** START SUPPLIED RECORDS **
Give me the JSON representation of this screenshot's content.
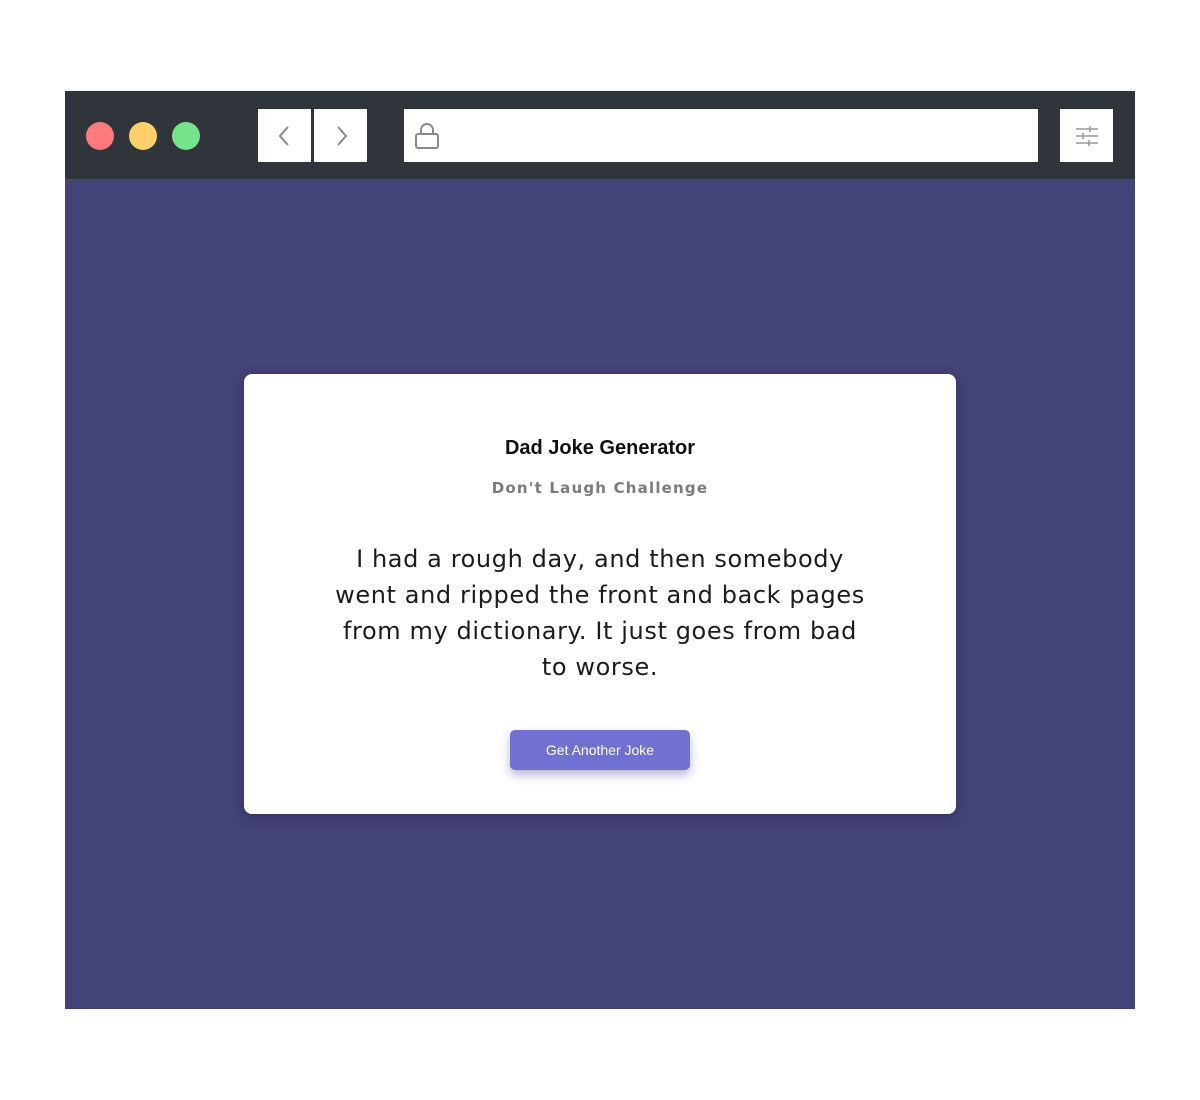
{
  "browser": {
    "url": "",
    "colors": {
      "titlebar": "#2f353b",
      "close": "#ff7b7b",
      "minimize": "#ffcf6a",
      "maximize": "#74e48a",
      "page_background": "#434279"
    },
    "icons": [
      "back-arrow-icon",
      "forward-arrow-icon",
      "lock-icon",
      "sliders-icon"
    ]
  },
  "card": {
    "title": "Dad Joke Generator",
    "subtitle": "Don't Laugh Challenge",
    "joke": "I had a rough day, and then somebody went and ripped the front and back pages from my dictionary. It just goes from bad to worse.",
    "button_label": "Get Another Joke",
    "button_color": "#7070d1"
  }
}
** END SUPPLIED RECORDS **
■ **WRITTEN TASK**:
Please set down each line of the data above exactly as written, without the pictures.

■ **FULL ANSWER**:
Give me the JSON representation of this screenshot's content.
{
  "browser": {
    "url": "",
    "colors": {
      "titlebar": "#2f353b",
      "close": "#ff7b7b",
      "minimize": "#ffcf6a",
      "maximize": "#74e48a",
      "page_background": "#434279"
    },
    "icons": [
      "back-arrow-icon",
      "forward-arrow-icon",
      "lock-icon",
      "sliders-icon"
    ]
  },
  "card": {
    "title": "Dad Joke Generator",
    "subtitle": "Don't Laugh Challenge",
    "joke": "I had a rough day, and then somebody went and ripped the front and back pages from my dictionary. It just goes from bad to worse.",
    "button_label": "Get Another Joke",
    "button_color": "#7070d1"
  }
}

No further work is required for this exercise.